Copy the data exactly as it appears, and do not include any pictures.

· · · · · · ·

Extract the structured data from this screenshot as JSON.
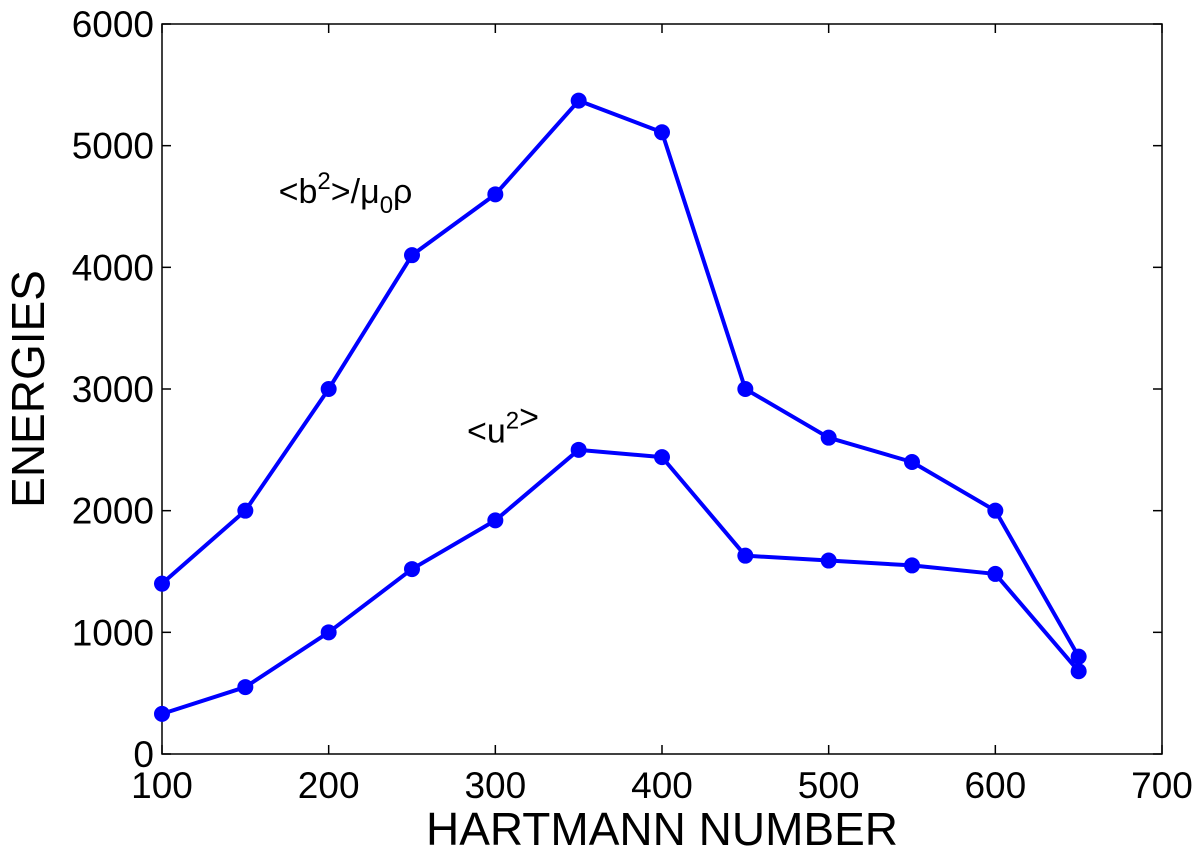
{
  "chart_data": {
    "type": "line",
    "xlabel": "HARTMANN NUMBER",
    "ylabel": "ENERGIES",
    "xlim": [
      100,
      700
    ],
    "ylim": [
      0,
      6000
    ],
    "xticks": [
      100,
      200,
      300,
      400,
      500,
      600,
      700
    ],
    "yticks": [
      0,
      1000,
      2000,
      3000,
      4000,
      5000,
      6000
    ],
    "grid": false,
    "legend": "none",
    "color": "#0000ff",
    "x": [
      100,
      150,
      200,
      250,
      300,
      350,
      400,
      450,
      500,
      550,
      600,
      650
    ],
    "series": [
      {
        "label_main": "<b",
        "label_sup": "2",
        "label_mid": ">/μ",
        "label_sub": "0",
        "label_end": "ρ",
        "label_anchor": [
          170,
          4530
        ],
        "values": [
          1400,
          2000,
          3000,
          4100,
          4600,
          5370,
          5110,
          3000,
          2600,
          2400,
          2000,
          800
        ]
      },
      {
        "label_main": "<u",
        "label_sup": "2",
        "label_end": ">",
        "label_anchor": [
          283,
          2560
        ],
        "values": [
          330,
          550,
          1000,
          1520,
          1920,
          2500,
          2440,
          1630,
          1590,
          1550,
          1480,
          680
        ]
      }
    ]
  }
}
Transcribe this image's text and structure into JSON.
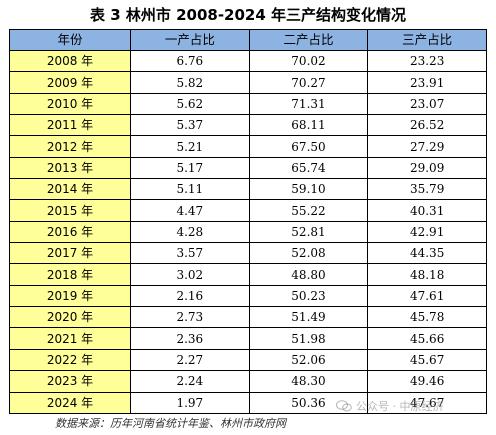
{
  "title": "表 3  林州市 2008-2024 年三产结构变化情况",
  "headers": [
    "年份",
    "一产占比",
    "二产占比",
    "三产占比"
  ],
  "rows": [
    {
      "year": "2008 年",
      "primary": "6.76",
      "secondary": "70.02",
      "tertiary": "23.23"
    },
    {
      "year": "2009 年",
      "primary": "5.82",
      "secondary": "70.27",
      "tertiary": "23.91"
    },
    {
      "year": "2010 年",
      "primary": "5.62",
      "secondary": "71.31",
      "tertiary": "23.07"
    },
    {
      "year": "2011 年",
      "primary": "5.37",
      "secondary": "68.11",
      "tertiary": "26.52"
    },
    {
      "year": "2012 年",
      "primary": "5.21",
      "secondary": "67.50",
      "tertiary": "27.29"
    },
    {
      "year": "2013 年",
      "primary": "5.17",
      "secondary": "65.74",
      "tertiary": "29.09"
    },
    {
      "year": "2014 年",
      "primary": "5.11",
      "secondary": "59.10",
      "tertiary": "35.79"
    },
    {
      "year": "2015 年",
      "primary": "4.47",
      "secondary": "55.22",
      "tertiary": "40.31"
    },
    {
      "year": "2016 年",
      "primary": "4.28",
      "secondary": "52.81",
      "tertiary": "42.91"
    },
    {
      "year": "2017 年",
      "primary": "3.57",
      "secondary": "52.08",
      "tertiary": "44.35"
    },
    {
      "year": "2018 年",
      "primary": "3.02",
      "secondary": "48.80",
      "tertiary": "48.18"
    },
    {
      "year": "2019 年",
      "primary": "2.16",
      "secondary": "50.23",
      "tertiary": "47.61"
    },
    {
      "year": "2020 年",
      "primary": "2.73",
      "secondary": "51.49",
      "tertiary": "45.78"
    },
    {
      "year": "2021 年",
      "primary": "2.36",
      "secondary": "51.98",
      "tertiary": "45.66"
    },
    {
      "year": "2022 年",
      "primary": "2.27",
      "secondary": "52.06",
      "tertiary": "45.67"
    },
    {
      "year": "2023 年",
      "primary": "2.24",
      "secondary": "48.30",
      "tertiary": "49.46"
    },
    {
      "year": "2024 年",
      "primary": "1.97",
      "secondary": "50.36",
      "tertiary": "47.67"
    }
  ],
  "source": "数据来源：历年河南省统计年鉴、林州市政府网",
  "watermark": "公众号 · 中原经济",
  "colors": {
    "header_bg": "#8db3e2",
    "year_bg": "#ffff99"
  }
}
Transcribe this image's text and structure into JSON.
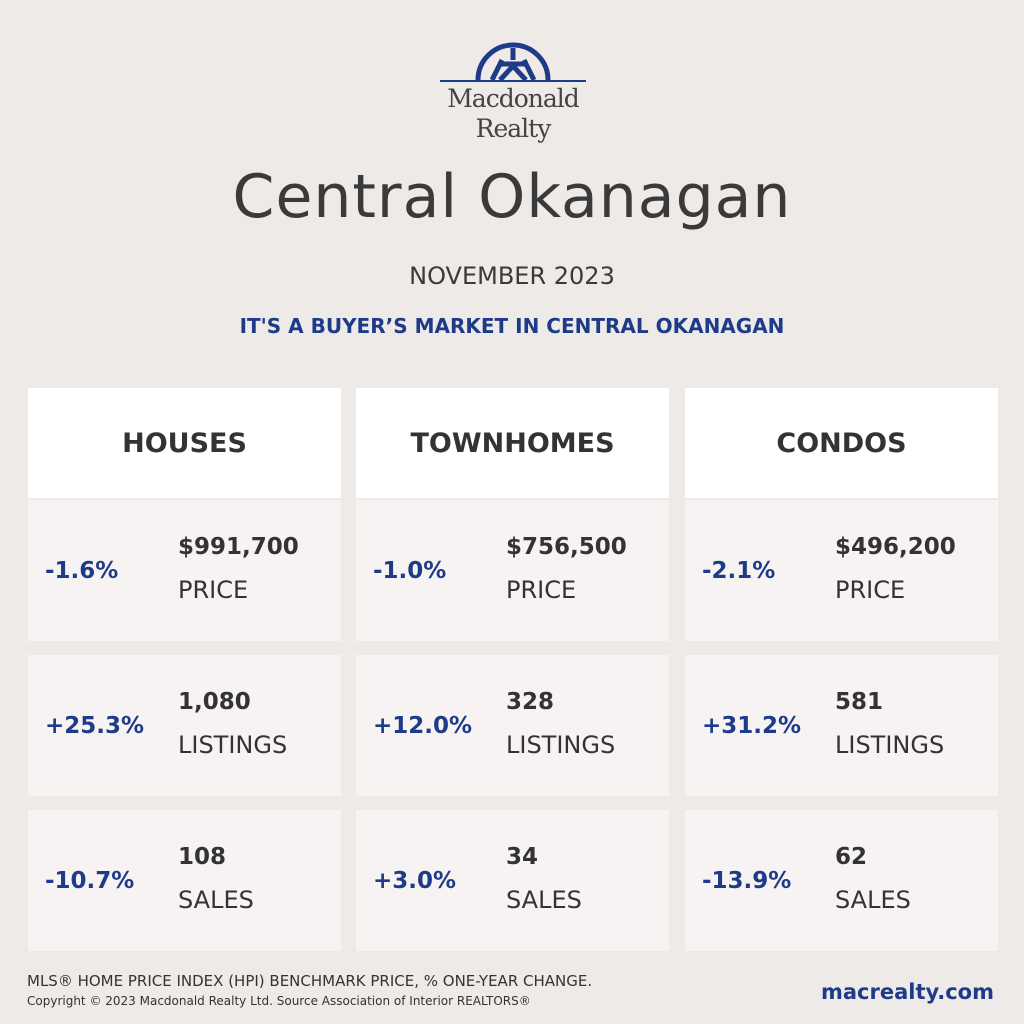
{
  "brand": {
    "name_line1": "Macdonald",
    "name_line2": "Realty",
    "color": "#1e3b8a"
  },
  "title": "Central Okanagan",
  "month": "NOVEMBER 2023",
  "tagline": "IT'S A BUYER’S MARKET IN CENTRAL OKANAGAN",
  "columns": [
    {
      "heading": "HOUSES",
      "rows": [
        {
          "change": "-1.6%",
          "value": "$991,700",
          "label": "PRICE"
        },
        {
          "change": "+25.3%",
          "value": "1,080",
          "label": "LISTINGS"
        },
        {
          "change": "-10.7%",
          "value": "108",
          "label": "SALES"
        }
      ]
    },
    {
      "heading": "TOWNHOMES",
      "rows": [
        {
          "change": "-1.0%",
          "value": "$756,500",
          "label": "PRICE"
        },
        {
          "change": "+12.0%",
          "value": "328",
          "label": "LISTINGS"
        },
        {
          "change": "+3.0%",
          "value": "34",
          "label": "SALES"
        }
      ]
    },
    {
      "heading": "CONDOS",
      "rows": [
        {
          "change": "-2.1%",
          "value": "$496,200",
          "label": "PRICE"
        },
        {
          "change": "+31.2%",
          "value": "581",
          "label": "LISTINGS"
        },
        {
          "change": "-13.9%",
          "value": "62",
          "label": "SALES"
        }
      ]
    }
  ],
  "footer": {
    "note": "MLS® HOME PRICE INDEX (HPI) BENCHMARK PRICE, % ONE-YEAR CHANGE.",
    "copyright": "Copyright © 2023 Macdonald Realty Ltd. Source Association of Interior REALTORS®",
    "website": "macrealty.com"
  }
}
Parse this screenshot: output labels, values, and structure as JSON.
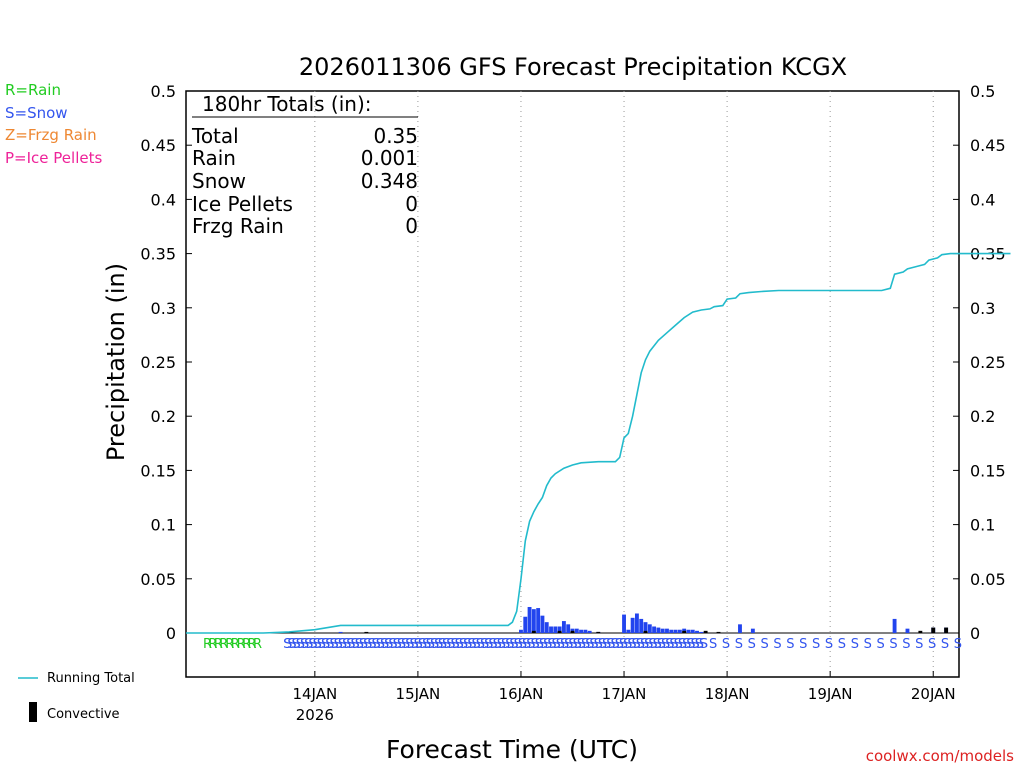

· · · · · · ·

• The result
Extract the structured data from this screenshot as JSON.
{
  "chart_data": {
    "type": "line",
    "xlabel": "HARTMANN NUMBER",
    "ylabel": "ENERGIES",
    "xlim": [
      100,
      700
    ],
    "ylim": [
      0,
      6000
    ],
    "xticks": [
      100,
      200,
      300,
      400,
      500,
      600,
      700
    ],
    "yticks": [
      0,
      1000,
      2000,
      3000,
      4000,
      5000,
      6000
    ],
    "grid": false,
    "legend": "none",
    "color": "#0000ff",
    "x": [
      100,
      150,
      200,
      250,
      300,
      350,
      400,
      450,
      500,
      550,
      600,
      650
    ],
    "series": [
      {
        "label_main": "<b",
        "label_sup": "2",
        "label_mid": ">/μ",
        "label_sub": "0",
        "label_end": "ρ",
        "label_anchor": [
          170,
          4530
        ],
        "values": [
          1400,
          2000,
          3000,
          4100,
          4600,
          5370,
          5110,
          3000,
          2600,
          2400,
          2000,
          800
        ]
      },
      {
        "label_main": "<u",
        "label_sup": "2",
        "label_end": ">",
        "label_anchor": [
          283,
          2560
        ],
        "values": [
          330,
          550,
          1000,
          1520,
          1920,
          2500,
          2440,
          1630,
          1590,
          1550,
          1480,
          680
        ]
      }
    ]
  }
}
Transcribe this image's text and structure into JSON.
{
  "title": "表 3  林州市 2008-2024 年三产结构变化情况",
  "headers": [
    "年份",
    "一产占比",
    "二产占比",
    "三产占比"
  ],
  "rows": [
    {
      "year": "2008 年",
      "primary": "6.76",
      "secondary": "70.02",
      "tertiary": "23.23"
    },
    {
      "year": "2009 年",
      "primary": "5.82",
      "secondary": "70.27",
      "tertiary": "23.91"
    },
    {
      "year": "2010 年",
      "primary": "5.62",
      "secondary": "71.31",
      "tertiary": "23.07"
    },
    {
      "year": "2011 年",
      "primary": "5.37",
      "secondary": "68.11",
      "tertiary": "26.52"
    },
    {
      "year": "2012 年",
      "primary": "5.21",
      "secondary": "67.50",
      "tertiary": "27.29"
    },
    {
      "year": "2013 年",
      "primary": "5.17",
      "secondary": "65.74",
      "tertiary": "29.09"
    },
    {
      "year": "2014 年",
      "primary": "5.11",
      "secondary": "59.10",
      "tertiary": "35.79"
    },
    {
      "year": "2015 年",
      "primary": "4.47",
      "secondary": "55.22",
      "tertiary": "40.31"
    },
    {
      "year": "2016 年",
      "primary": "4.28",
      "secondary": "52.81",
      "tertiary": "42.91"
    },
    {
      "year": "2017 年",
      "primary": "3.57",
      "secondary": "52.08",
      "tertiary": "44.35"
    },
    {
      "year": "2018 年",
      "primary": "3.02",
      "secondary": "48.80",
      "tertiary": "48.18"
    },
    {
      "year": "2019 年",
      "primary": "2.16",
      "secondary": "50.23",
      "tertiary": "47.61"
    },
    {
      "year": "2020 年",
      "primary": "2.73",
      "secondary": "51.49",
      "tertiary": "45.78"
    },
    {
      "year": "2021 年",
      "primary": "2.36",
      "secondary": "51.98",
      "tertiary": "45.66"
    },
    {
      "year": "2022 年",
      "primary": "2.27",
      "secondary": "52.06",
      "tertiary": "45.67"
    },
    {
      "year": "2023 年",
      "primary": "2.24",
      "secondary": "48.30",
      "tertiary": "49.46"
    },
    {
      "year": "2024 年",
      "primary": "1.97",
      "secondary": "50.36",
      "tertiary": "47.67"
    }
  ],
  "source": "数据来源：历年河南省统计年鉴、林州市政府网",
  "watermark": "公众号 · 中原经济",
  "colors": {
    "header_bg": "#8db3e2",
    "year_bg": "#ffff99"
  }
}
Transcribe this image's text and structure into JSON.
{
  "brand": {
    "name_line1": "Macdonald",
    "name_line2": "Realty",
    "color": "#1e3b8a"
  },
  "title": "Central Okanagan",
  "month": "NOVEMBER 2023",
  "tagline": "IT'S A BUYER’S MARKET IN CENTRAL OKANAGAN",
  "columns": [
    {
      "heading": "HOUSES",
      "rows": [
        {
          "change": "-1.6%",
          "value": "$991,700",
          "label": "PRICE"
        },
        {
          "change": "+25.3%",
          "value": "1,080",
          "label": "LISTINGS"
        },
        {
          "change": "-10.7%",
          "value": "108",
          "label": "SALES"
        }
      ]
    },
    {
      "heading": "TOWNHOMES",
      "rows": [
        {
          "change": "-1.0%",
          "value": "$756,500",
          "label": "PRICE"
        },
        {
          "change": "+12.0%",
          "value": "328",
          "label": "LISTINGS"
        },
        {
          "change": "+3.0%",
          "value": "34",
          "label": "SALES"
        }
      ]
    },
    {
      "heading": "CONDOS",
      "rows": [
        {
          "change": "-2.1%",
          "value": "$496,200",
          "label": "PRICE"
        },
        {
          "change": "+31.2%",
          "value": "581",
          "label": "LISTINGS"
        },
        {
          "change": "-13.9%",
          "value": "62",
          "label": "SALES"
        }
      ]
    }
  ],
  "footer": {
    "note": "MLS® HOME PRICE INDEX (HPI) BENCHMARK PRICE, % ONE-YEAR CHANGE.",
    "copyright": "Copyright © 2023 Macdonald Realty Ltd. Source Association of Interior REALTORS®",
    "website": "macrealty.com"
  }
}
Parse this screenshot: output labels, values, and structure as JSON.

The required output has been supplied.